(Collected data)
+---+
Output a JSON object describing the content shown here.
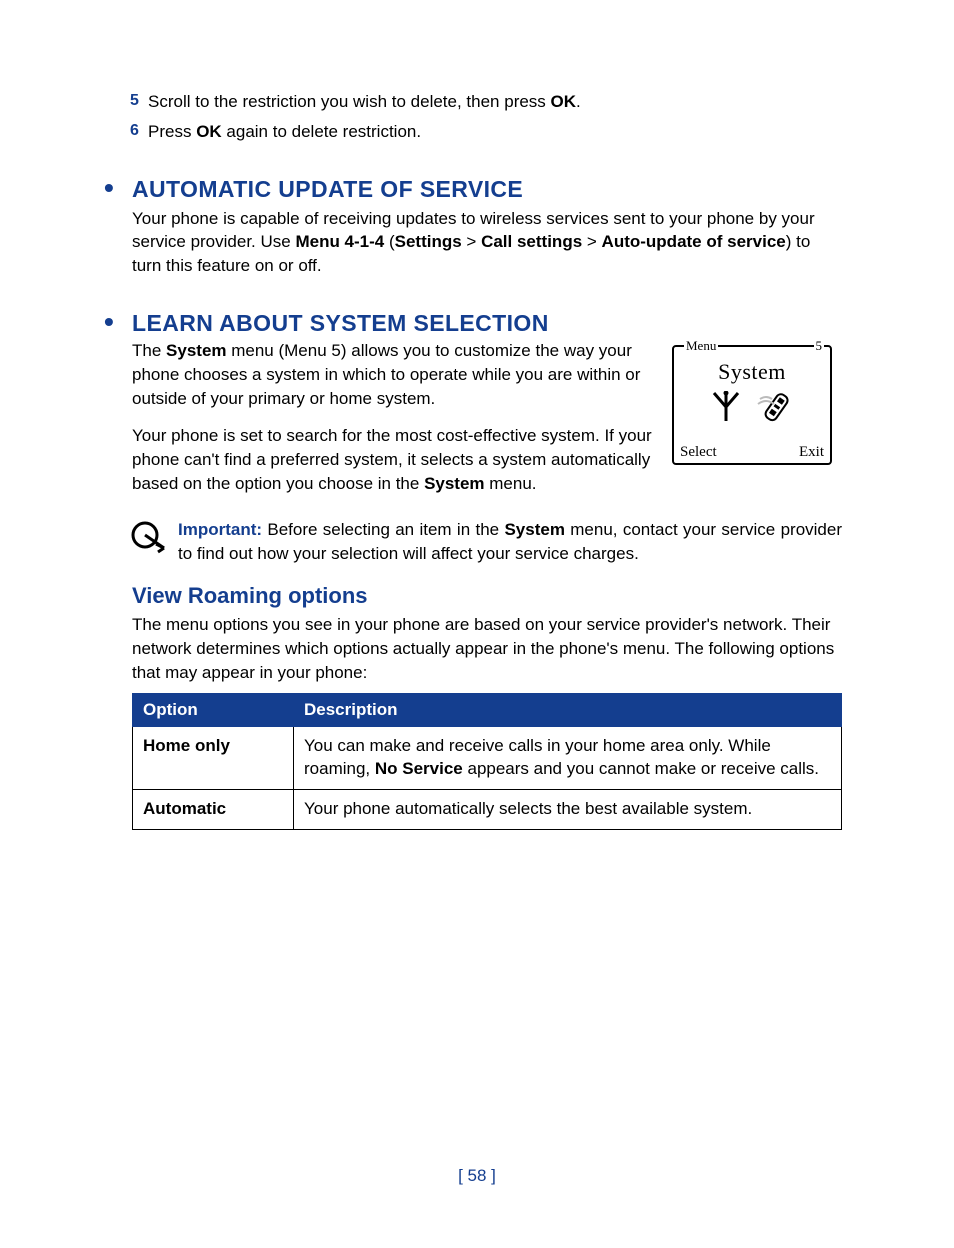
{
  "steps": [
    {
      "num": "5",
      "pre": "Scroll to the restriction you wish to delete, then press ",
      "bold": "OK",
      "post": "."
    },
    {
      "num": "6",
      "pre": "Press ",
      "bold": "OK",
      "post": " again to delete restriction."
    }
  ],
  "section_auto": {
    "heading": "AUTOMATIC UPDATE OF SERVICE",
    "p1a": "Your phone is capable of receiving updates to wireless services sent to your phone by your service provider. Use ",
    "menu": "Menu 4-1-4",
    "paren_open": " (",
    "settings": "Settings",
    "gt1": " > ",
    "call": "Call settings",
    "gt2": " > ",
    "auto": "Auto-update of service",
    "paren_close": ")",
    "p1b": " to turn this feature on or off."
  },
  "section_sys": {
    "heading": "LEARN ABOUT SYSTEM SELECTION",
    "p1a": "The ",
    "p1b": "System",
    "p1c": " menu (Menu 5) allows you to customize the way your phone chooses a system in which to operate while you are within or outside of your primary or home system.",
    "p2a": "Your phone is set to search for the most cost-effective system. If your phone can't find a preferred system, it selects a system automatically based on the option you choose in the ",
    "p2b": "System",
    "p2c": " menu."
  },
  "phone": {
    "menu_label": "Menu",
    "menu_num": "5",
    "title": "System",
    "left": "Select",
    "right": "Exit"
  },
  "important": {
    "label": "Important:",
    "a": " Before selecting an item in the ",
    "b": "System",
    "c": " menu, contact your service provider to find out how your selection will affect your service charges."
  },
  "roaming": {
    "heading": "View Roaming options",
    "intro": "The menu options you see in your phone are based on your service provider's network. Their network determines which options actually appear in the phone's menu. The following options that may appear in your phone:"
  },
  "chart_data": {
    "type": "table",
    "columns": [
      "Option",
      "Description"
    ],
    "rows": [
      {
        "option": "Home only",
        "d1": "You can make and receive calls in your home area only. While roaming, ",
        "d2": "No Service",
        "d3": " appears and you cannot make or receive calls."
      },
      {
        "option": "Automatic",
        "d1": "Your phone automatically selects the best available system.",
        "d2": "",
        "d3": ""
      }
    ]
  },
  "page_number": "[ 58 ]"
}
+---+
*Task to carry out*.
Extract the text of all the records above verbatim, excluding pictures.

*Answer in full*.
Output a JSON object describing the content shown here.
{
  "steps": [
    {
      "num": "5",
      "pre": "Scroll to the restriction you wish to delete, then press ",
      "bold": "OK",
      "post": "."
    },
    {
      "num": "6",
      "pre": "Press ",
      "bold": "OK",
      "post": " again to delete restriction."
    }
  ],
  "section_auto": {
    "heading": "AUTOMATIC UPDATE OF SERVICE",
    "p1a": "Your phone is capable of receiving updates to wireless services sent to your phone by your service provider. Use ",
    "menu": "Menu 4-1-4",
    "paren_open": " (",
    "settings": "Settings",
    "gt1": " > ",
    "call": "Call settings",
    "gt2": " > ",
    "auto": "Auto-update of service",
    "paren_close": ")",
    "p1b": " to turn this feature on or off."
  },
  "section_sys": {
    "heading": "LEARN ABOUT SYSTEM SELECTION",
    "p1a": "The ",
    "p1b": "System",
    "p1c": " menu (Menu 5) allows you to customize the way your phone chooses a system in which to operate while you are within or outside of your primary or home system.",
    "p2a": "Your phone is set to search for the most cost-effective system. If your phone can't find a preferred system, it selects a system automatically based on the option you choose in the ",
    "p2b": "System",
    "p2c": " menu."
  },
  "phone": {
    "menu_label": "Menu",
    "menu_num": "5",
    "title": "System",
    "left": "Select",
    "right": "Exit"
  },
  "important": {
    "label": "Important:",
    "a": " Before selecting an item in the ",
    "b": "System",
    "c": " menu, contact your service provider to find out how your selection will affect your service charges."
  },
  "roaming": {
    "heading": "View Roaming options",
    "intro": "The menu options you see in your phone are based on your service provider's network. Their network determines which options actually appear in the phone's menu. The following options that may appear in your phone:"
  },
  "chart_data": {
    "type": "table",
    "columns": [
      "Option",
      "Description"
    ],
    "rows": [
      {
        "option": "Home only",
        "d1": "You can make and receive calls in your home area only. While roaming, ",
        "d2": "No Service",
        "d3": " appears and you cannot make or receive calls."
      },
      {
        "option": "Automatic",
        "d1": "Your phone automatically selects the best available system.",
        "d2": "",
        "d3": ""
      }
    ]
  },
  "page_number": "[ 58 ]"
}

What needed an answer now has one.